- INSTRUCTIONS TO FOLLOW
Locate the string "doors" throughout the material and copy every line in which it occurs.

[Data entries]
....

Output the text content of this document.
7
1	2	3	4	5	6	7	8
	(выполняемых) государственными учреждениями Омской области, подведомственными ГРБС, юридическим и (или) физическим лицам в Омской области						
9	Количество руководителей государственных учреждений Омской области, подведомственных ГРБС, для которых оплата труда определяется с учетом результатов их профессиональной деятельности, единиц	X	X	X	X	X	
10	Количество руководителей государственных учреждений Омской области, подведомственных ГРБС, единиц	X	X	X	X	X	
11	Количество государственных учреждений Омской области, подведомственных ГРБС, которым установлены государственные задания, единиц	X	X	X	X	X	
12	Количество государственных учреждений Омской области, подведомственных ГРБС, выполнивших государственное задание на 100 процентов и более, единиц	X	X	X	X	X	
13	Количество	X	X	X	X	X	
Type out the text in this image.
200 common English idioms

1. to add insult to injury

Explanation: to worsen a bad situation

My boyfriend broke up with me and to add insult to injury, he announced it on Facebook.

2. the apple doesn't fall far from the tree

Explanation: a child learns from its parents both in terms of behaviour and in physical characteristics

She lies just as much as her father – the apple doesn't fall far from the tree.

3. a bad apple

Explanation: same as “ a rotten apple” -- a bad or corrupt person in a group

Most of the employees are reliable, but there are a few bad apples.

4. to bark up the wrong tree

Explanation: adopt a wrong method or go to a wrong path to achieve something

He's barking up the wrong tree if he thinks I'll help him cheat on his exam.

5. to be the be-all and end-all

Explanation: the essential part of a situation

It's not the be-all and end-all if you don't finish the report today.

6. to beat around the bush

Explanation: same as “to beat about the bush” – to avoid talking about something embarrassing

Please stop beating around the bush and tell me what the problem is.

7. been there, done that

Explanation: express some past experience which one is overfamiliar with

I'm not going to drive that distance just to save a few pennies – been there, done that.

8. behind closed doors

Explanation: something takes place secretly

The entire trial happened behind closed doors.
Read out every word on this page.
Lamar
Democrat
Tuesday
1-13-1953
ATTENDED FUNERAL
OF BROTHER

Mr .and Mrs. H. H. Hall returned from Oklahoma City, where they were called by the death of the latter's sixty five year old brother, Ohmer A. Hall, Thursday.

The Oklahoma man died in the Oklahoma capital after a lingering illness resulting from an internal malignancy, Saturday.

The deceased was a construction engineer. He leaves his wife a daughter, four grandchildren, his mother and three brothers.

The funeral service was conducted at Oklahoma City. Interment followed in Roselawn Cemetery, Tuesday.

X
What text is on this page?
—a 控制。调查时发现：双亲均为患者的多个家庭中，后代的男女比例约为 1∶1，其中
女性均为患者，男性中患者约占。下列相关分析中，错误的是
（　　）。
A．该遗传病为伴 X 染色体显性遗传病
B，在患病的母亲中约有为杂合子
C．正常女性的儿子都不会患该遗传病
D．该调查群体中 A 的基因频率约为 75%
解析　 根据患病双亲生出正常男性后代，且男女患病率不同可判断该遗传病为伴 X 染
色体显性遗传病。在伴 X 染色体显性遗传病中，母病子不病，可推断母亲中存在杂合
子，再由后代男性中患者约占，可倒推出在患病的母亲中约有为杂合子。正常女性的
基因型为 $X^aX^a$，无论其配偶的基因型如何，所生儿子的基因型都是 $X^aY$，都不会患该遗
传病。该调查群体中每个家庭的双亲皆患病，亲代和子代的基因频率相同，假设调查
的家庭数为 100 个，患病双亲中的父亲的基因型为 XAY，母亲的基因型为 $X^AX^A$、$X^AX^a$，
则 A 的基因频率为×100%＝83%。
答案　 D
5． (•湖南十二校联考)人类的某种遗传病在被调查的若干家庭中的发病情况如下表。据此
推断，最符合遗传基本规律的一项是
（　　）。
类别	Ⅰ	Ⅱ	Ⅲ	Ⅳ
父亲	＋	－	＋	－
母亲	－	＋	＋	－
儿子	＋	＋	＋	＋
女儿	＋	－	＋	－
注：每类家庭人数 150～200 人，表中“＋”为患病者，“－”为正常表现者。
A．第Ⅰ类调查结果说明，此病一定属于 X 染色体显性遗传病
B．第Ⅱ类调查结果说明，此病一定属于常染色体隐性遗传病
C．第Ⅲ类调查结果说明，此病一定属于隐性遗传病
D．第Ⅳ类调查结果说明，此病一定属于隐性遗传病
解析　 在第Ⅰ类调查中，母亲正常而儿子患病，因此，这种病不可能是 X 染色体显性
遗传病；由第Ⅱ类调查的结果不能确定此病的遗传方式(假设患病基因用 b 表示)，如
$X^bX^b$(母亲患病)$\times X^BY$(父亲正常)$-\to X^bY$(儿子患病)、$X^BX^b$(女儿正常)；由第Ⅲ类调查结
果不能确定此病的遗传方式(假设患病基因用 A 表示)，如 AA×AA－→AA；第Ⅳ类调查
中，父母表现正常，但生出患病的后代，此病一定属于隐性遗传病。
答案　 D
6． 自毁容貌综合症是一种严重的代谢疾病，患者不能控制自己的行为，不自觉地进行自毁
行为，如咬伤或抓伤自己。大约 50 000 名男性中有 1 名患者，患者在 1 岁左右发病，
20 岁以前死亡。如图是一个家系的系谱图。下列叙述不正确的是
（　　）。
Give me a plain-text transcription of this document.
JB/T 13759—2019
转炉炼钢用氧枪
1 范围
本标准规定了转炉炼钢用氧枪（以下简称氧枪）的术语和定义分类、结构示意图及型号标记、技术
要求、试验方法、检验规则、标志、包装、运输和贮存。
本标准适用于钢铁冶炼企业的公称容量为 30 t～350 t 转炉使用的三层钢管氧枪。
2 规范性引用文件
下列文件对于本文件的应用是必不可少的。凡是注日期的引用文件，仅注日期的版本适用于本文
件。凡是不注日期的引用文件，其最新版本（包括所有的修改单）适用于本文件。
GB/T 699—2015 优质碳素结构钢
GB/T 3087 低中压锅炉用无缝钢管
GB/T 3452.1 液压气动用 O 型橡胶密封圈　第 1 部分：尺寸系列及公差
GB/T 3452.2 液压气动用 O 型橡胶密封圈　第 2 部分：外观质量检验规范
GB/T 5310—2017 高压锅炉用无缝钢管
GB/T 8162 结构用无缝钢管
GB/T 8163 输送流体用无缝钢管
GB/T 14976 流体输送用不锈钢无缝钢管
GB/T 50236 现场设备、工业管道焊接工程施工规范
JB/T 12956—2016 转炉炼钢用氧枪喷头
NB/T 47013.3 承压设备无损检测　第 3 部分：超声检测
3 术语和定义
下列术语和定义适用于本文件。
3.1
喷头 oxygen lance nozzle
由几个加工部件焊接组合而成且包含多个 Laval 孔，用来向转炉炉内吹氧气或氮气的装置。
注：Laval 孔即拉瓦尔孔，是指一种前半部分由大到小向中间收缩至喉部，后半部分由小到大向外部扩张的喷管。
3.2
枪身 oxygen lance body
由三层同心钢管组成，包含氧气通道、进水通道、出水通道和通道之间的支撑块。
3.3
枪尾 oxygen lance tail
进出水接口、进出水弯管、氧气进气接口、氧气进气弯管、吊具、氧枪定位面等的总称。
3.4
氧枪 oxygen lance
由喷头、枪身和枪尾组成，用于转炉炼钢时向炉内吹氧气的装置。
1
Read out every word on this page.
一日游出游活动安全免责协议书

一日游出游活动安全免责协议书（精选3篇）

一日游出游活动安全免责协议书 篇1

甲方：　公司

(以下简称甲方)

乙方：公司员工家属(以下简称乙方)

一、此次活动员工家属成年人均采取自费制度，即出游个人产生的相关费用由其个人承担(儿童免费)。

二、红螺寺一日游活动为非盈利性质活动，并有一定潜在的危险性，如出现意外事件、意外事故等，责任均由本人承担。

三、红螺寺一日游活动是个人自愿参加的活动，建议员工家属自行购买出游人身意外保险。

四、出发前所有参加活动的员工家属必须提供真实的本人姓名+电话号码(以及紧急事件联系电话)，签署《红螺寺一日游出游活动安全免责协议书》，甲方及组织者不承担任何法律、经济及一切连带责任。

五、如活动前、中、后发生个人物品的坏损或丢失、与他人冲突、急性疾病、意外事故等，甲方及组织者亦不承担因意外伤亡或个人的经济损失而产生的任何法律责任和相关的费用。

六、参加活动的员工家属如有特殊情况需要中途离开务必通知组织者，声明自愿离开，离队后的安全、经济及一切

....

- SOLUTION TO THIS PROBLEM
8. behind closed doors
The entire trial happened behind closed doors.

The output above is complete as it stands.